State the number of lines that hold the string "screenshot", with nothing added.

-- START OF Listed entries --

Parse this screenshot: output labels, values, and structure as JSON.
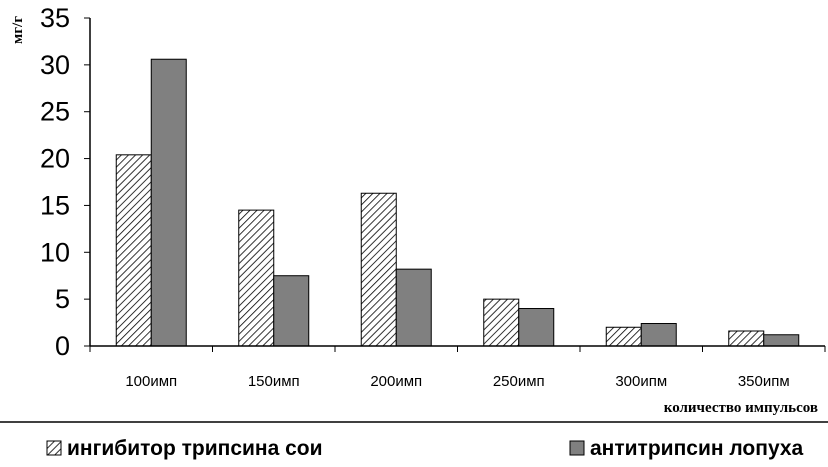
{
  "chart_data": {
    "type": "bar",
    "ylabel": "мг/г",
    "xlabel": "количество импульсов",
    "ylim": [
      0,
      35
    ],
    "yticks": [
      0,
      5,
      10,
      15,
      20,
      25,
      30,
      35
    ],
    "categories": [
      "100имп",
      "150имп",
      "200имп",
      "250имп",
      "300ипм",
      "350ипм"
    ],
    "series": [
      {
        "name": "ингибитор трипсина сои",
        "pattern": "hatched",
        "color": "#ffffff",
        "values": [
          20.4,
          14.5,
          16.3,
          5.0,
          2.0,
          1.6
        ]
      },
      {
        "name": "антитрипсин лопуха",
        "pattern": "solid",
        "color": "#808080",
        "values": [
          30.6,
          7.5,
          8.2,
          4.0,
          2.4,
          1.2
        ]
      }
    ],
    "grid": false,
    "legend": "bottom"
  }
}
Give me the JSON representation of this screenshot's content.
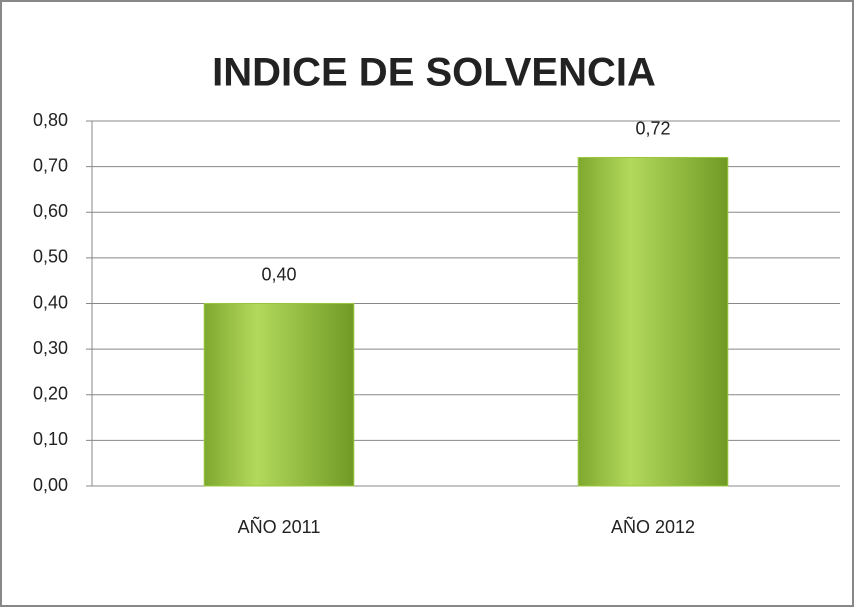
{
  "chart_data": {
    "type": "bar",
    "title": "INDICE DE SOLVENCIA",
    "categories": [
      "AÑO 2011",
      "AÑO 2012"
    ],
    "values": [
      0.4,
      0.72
    ],
    "value_labels": [
      "0,40",
      "0,72"
    ],
    "color": "#9bc73f",
    "ylim": [
      0,
      0.8
    ],
    "yticks": [
      {
        "value": 0,
        "label": "0,00"
      },
      {
        "value": 0.1,
        "label": "0,10"
      },
      {
        "value": 0.2,
        "label": "0,20"
      },
      {
        "value": 0.3,
        "label": "0,30"
      },
      {
        "value": 0.4,
        "label": "0,40"
      },
      {
        "value": 0.5,
        "label": "0,50"
      },
      {
        "value": 0.6,
        "label": "0,60"
      },
      {
        "value": 0.7,
        "label": "0,70"
      },
      {
        "value": 0.8,
        "label": "0,80"
      }
    ],
    "grid": true
  }
}
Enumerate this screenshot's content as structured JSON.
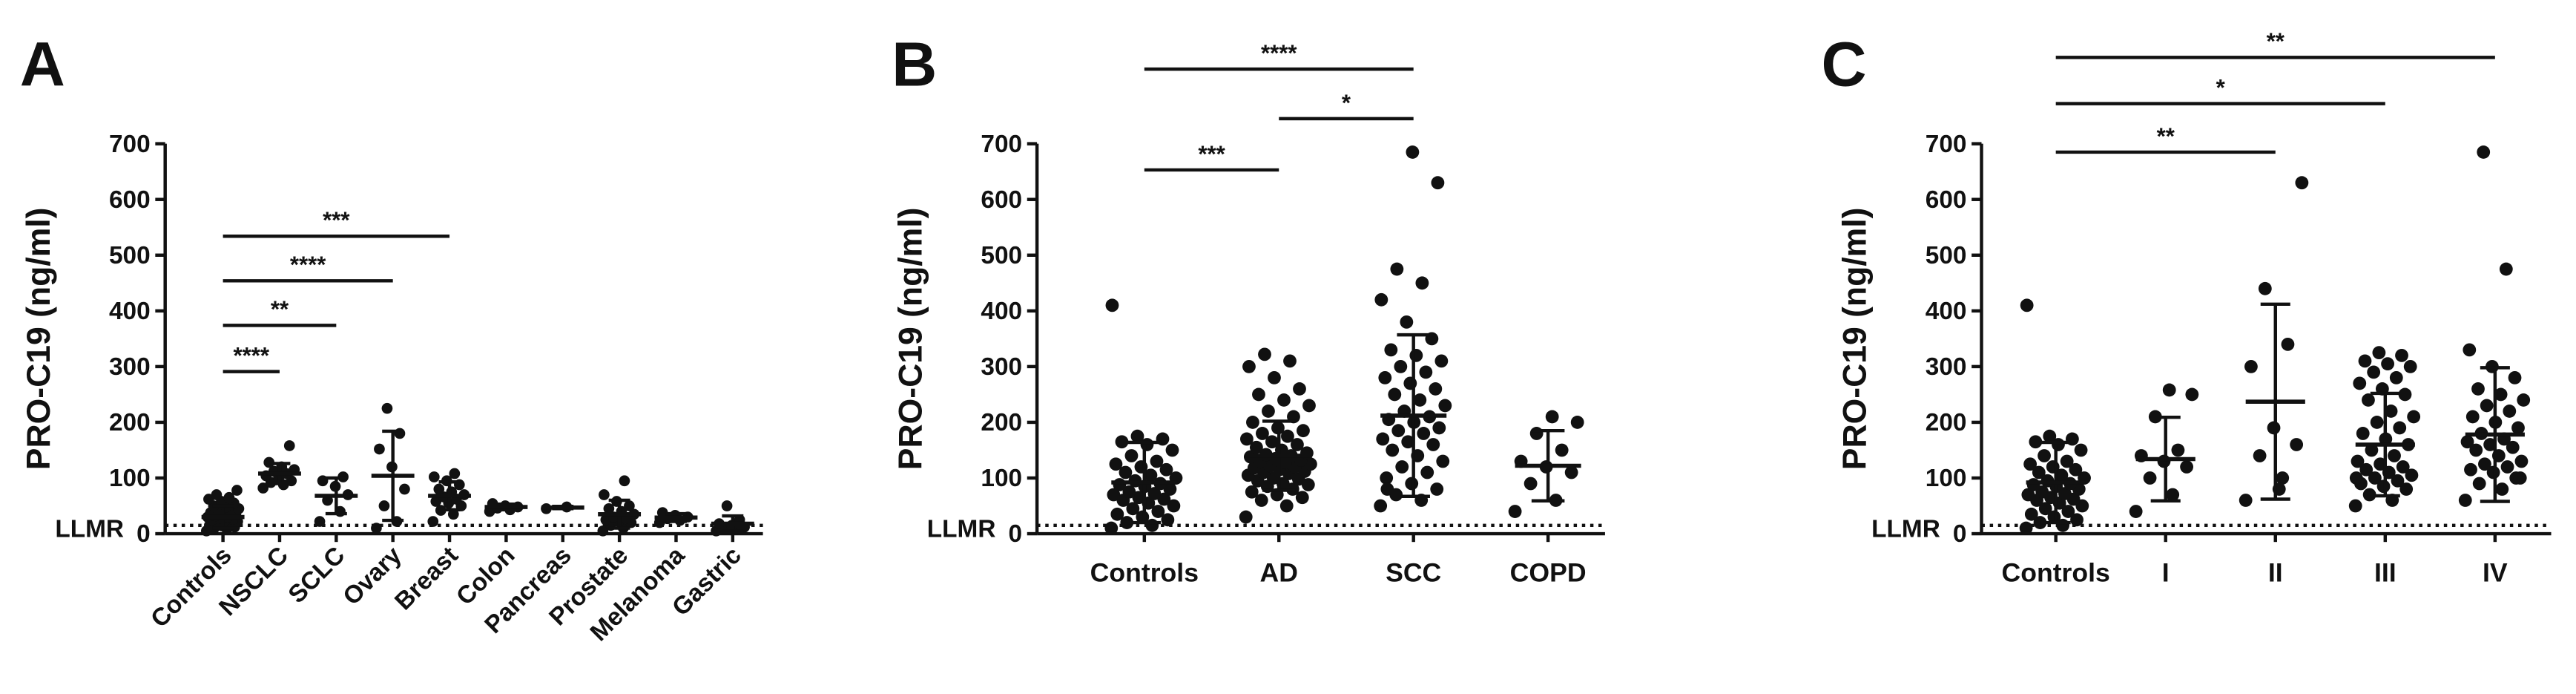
{
  "chart_data": [
    {
      "type": "dot",
      "panel": "A",
      "ylabel": "PRO-C19 (ng/ml)",
      "ylim": [
        0,
        700
      ],
      "yticks": [
        0,
        100,
        200,
        300,
        400,
        500,
        600,
        700
      ],
      "lod": 15,
      "lod_label": "LLMR",
      "categories": [
        "Controls",
        "NSCLC",
        "SCLC",
        "Ovary",
        "Breast",
        "Colon",
        "Pancreas",
        "Prostate",
        "Melanoma",
        "Gastric"
      ],
      "points": [
        [
          5,
          8,
          10,
          12,
          14,
          15,
          18,
          20,
          22,
          24,
          25,
          26,
          28,
          30,
          30,
          32,
          34,
          35,
          38,
          40,
          42,
          45,
          48,
          50,
          55,
          58,
          62,
          65,
          70,
          78
        ],
        [
          82,
          88,
          92,
          95,
          100,
          104,
          108,
          112,
          115,
          120,
          128,
          158
        ],
        [
          22,
          40,
          60,
          70,
          85,
          95,
          102
        ],
        [
          10,
          22,
          50,
          80,
          120,
          152,
          180,
          225
        ],
        [
          22,
          35,
          42,
          50,
          55,
          58,
          62,
          66,
          70,
          75,
          80,
          88,
          95,
          102,
          108
        ],
        [
          40,
          43,
          46,
          48,
          50,
          54
        ],
        [
          45,
          48
        ],
        [
          5,
          10,
          15,
          20,
          22,
          25,
          28,
          30,
          35,
          40,
          45,
          50,
          58,
          70,
          95
        ],
        [
          20,
          24,
          27,
          30,
          33,
          38
        ],
        [
          5,
          8,
          10,
          12,
          15,
          18,
          25,
          50
        ]
      ],
      "mean": [
        30,
        108,
        68,
        104,
        68,
        48,
        47,
        35,
        29,
        18
      ],
      "sd": [
        20,
        18,
        32,
        80,
        25,
        5,
        2,
        25,
        7,
        14
      ],
      "comparisons": [
        {
          "between": [
            "Controls",
            "NSCLC"
          ],
          "y": 291,
          "label": "****"
        },
        {
          "between": [
            "Controls",
            "SCLC"
          ],
          "y": 374,
          "label": "**"
        },
        {
          "between": [
            "Controls",
            "Ovary"
          ],
          "y": 454,
          "label": "****"
        },
        {
          "between": [
            "Controls",
            "Breast"
          ],
          "y": 534,
          "label": "***"
        }
      ]
    },
    {
      "type": "dot",
      "panel": "B",
      "ylabel": "PRO-C19 (ng/ml)",
      "ylim": [
        0,
        700
      ],
      "yticks": [
        0,
        100,
        200,
        300,
        400,
        500,
        600,
        700
      ],
      "lod": 15,
      "lod_label": "LLMR",
      "categories": [
        "Controls",
        "AD",
        "SCC",
        "COPD"
      ],
      "points": [
        [
          10,
          15,
          20,
          25,
          30,
          35,
          40,
          45,
          50,
          55,
          60,
          62,
          65,
          70,
          72,
          75,
          80,
          85,
          88,
          90,
          95,
          100,
          105,
          110,
          115,
          120,
          125,
          130,
          140,
          150,
          160,
          165,
          170,
          175,
          410
        ],
        [
          30,
          50,
          60,
          65,
          70,
          75,
          80,
          85,
          88,
          90,
          95,
          98,
          100,
          105,
          108,
          110,
          112,
          115,
          118,
          120,
          122,
          125,
          128,
          130,
          132,
          135,
          138,
          140,
          142,
          145,
          150,
          155,
          160,
          165,
          170,
          175,
          180,
          185,
          190,
          200,
          210,
          220,
          230,
          240,
          250,
          260,
          280,
          300,
          310,
          322
        ],
        [
          50,
          60,
          70,
          80,
          90,
          100,
          110,
          120,
          130,
          140,
          150,
          160,
          165,
          170,
          180,
          185,
          190,
          200,
          205,
          210,
          220,
          230,
          240,
          250,
          260,
          270,
          280,
          290,
          300,
          310,
          320,
          330,
          350,
          380,
          420,
          450,
          475,
          630,
          685,
          80
        ],
        [
          40,
          60,
          90,
          110,
          120,
          130,
          150,
          180,
          200,
          210
        ]
      ],
      "mean": [
        92,
        140,
        212,
        122
      ],
      "sd": [
        72,
        62,
        145,
        63
      ],
      "comparisons": [
        {
          "between": [
            "Controls",
            "AD"
          ],
          "y": 653,
          "label": "***"
        },
        {
          "between": [
            "AD",
            "SCC"
          ],
          "y": 745,
          "label": "*"
        },
        {
          "between": [
            "Controls",
            "SCC"
          ],
          "y": 834,
          "label": "****"
        }
      ]
    },
    {
      "type": "dot",
      "panel": "C",
      "ylabel": "PRO-C19 (ng/ml)",
      "ylim": [
        0,
        700
      ],
      "yticks": [
        0,
        100,
        200,
        300,
        400,
        500,
        600,
        700
      ],
      "lod": 15,
      "lod_label": "LLMR",
      "categories": [
        "Controls",
        "I",
        "II",
        "III",
        "IV"
      ],
      "points": [
        [
          10,
          15,
          20,
          25,
          30,
          35,
          40,
          45,
          50,
          55,
          60,
          62,
          65,
          70,
          72,
          75,
          80,
          85,
          88,
          90,
          95,
          100,
          105,
          110,
          115,
          120,
          125,
          130,
          140,
          150,
          160,
          165,
          170,
          175,
          410
        ],
        [
          40,
          70,
          100,
          120,
          130,
          140,
          150,
          210,
          250,
          258
        ],
        [
          60,
          100,
          140,
          160,
          190,
          300,
          340,
          440,
          630,
          80
        ],
        [
          50,
          60,
          70,
          80,
          85,
          90,
          95,
          100,
          105,
          110,
          115,
          120,
          125,
          130,
          140,
          150,
          160,
          170,
          180,
          190,
          200,
          210,
          220,
          240,
          250,
          260,
          270,
          280,
          290,
          300,
          305,
          310,
          320,
          325,
          100
        ],
        [
          60,
          80,
          90,
          100,
          110,
          115,
          120,
          125,
          130,
          140,
          150,
          155,
          160,
          165,
          170,
          180,
          190,
          200,
          210,
          220,
          230,
          240,
          250,
          260,
          280,
          300,
          330,
          475,
          685,
          100
        ]
      ],
      "mean": [
        92,
        134,
        237,
        160,
        178
      ],
      "sd": [
        72,
        75,
        175,
        92,
        120
      ],
      "comparisons": [
        {
          "between": [
            "Controls",
            "II"
          ],
          "y": 685,
          "label": "**"
        },
        {
          "between": [
            "Controls",
            "III"
          ],
          "y": 772,
          "label": "*"
        },
        {
          "between": [
            "Controls",
            "IV"
          ],
          "y": 855,
          "label": "**"
        }
      ]
    }
  ]
}
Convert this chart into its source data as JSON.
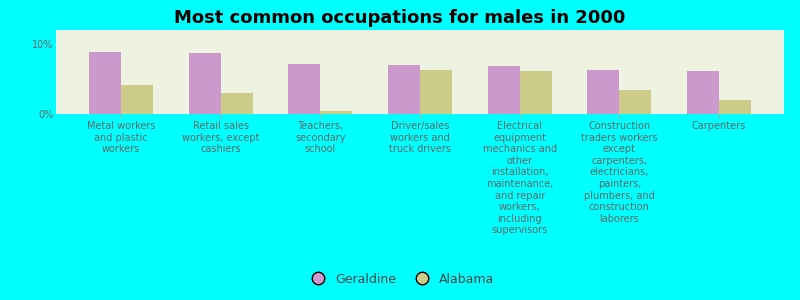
{
  "title": "Most common occupations for males in 2000",
  "background_color": "#00FFFF",
  "plot_background_color": "#EEF2E0",
  "categories": [
    "Metal workers\nand plastic\nworkers",
    "Retail sales\nworkers, except\ncashiers",
    "Teachers,\nsecondary\nschool",
    "Driver/sales\nworkers and\ntruck drivers",
    "Electrical\nequipment\nmechanics and\nother\ninstallation,\nmaintenance,\nand repair\nworkers,\nincluding\nsupervisors",
    "Construction\ntraders workers\nexcept\ncarpenters,\nelectricians,\npainters,\nplumbers, and\nconstruction\nlaborers",
    "Carpenters"
  ],
  "geraldine_values": [
    8.8,
    8.7,
    7.2,
    7.0,
    6.8,
    6.3,
    6.2
  ],
  "alabama_values": [
    4.2,
    3.0,
    0.5,
    6.3,
    6.2,
    3.5,
    2.0
  ],
  "geraldine_color": "#CC99CC",
  "alabama_color": "#CCCC88",
  "ylim_max": 12,
  "yticks": [
    0,
    10
  ],
  "ytick_labels": [
    "0%",
    "10%"
  ],
  "legend_geraldine": "Geraldine",
  "legend_alabama": "Alabama",
  "bar_width": 0.32,
  "title_fontsize": 13,
  "tick_fontsize": 7,
  "legend_fontsize": 9
}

-- END OF Listed entries --

Written solution
3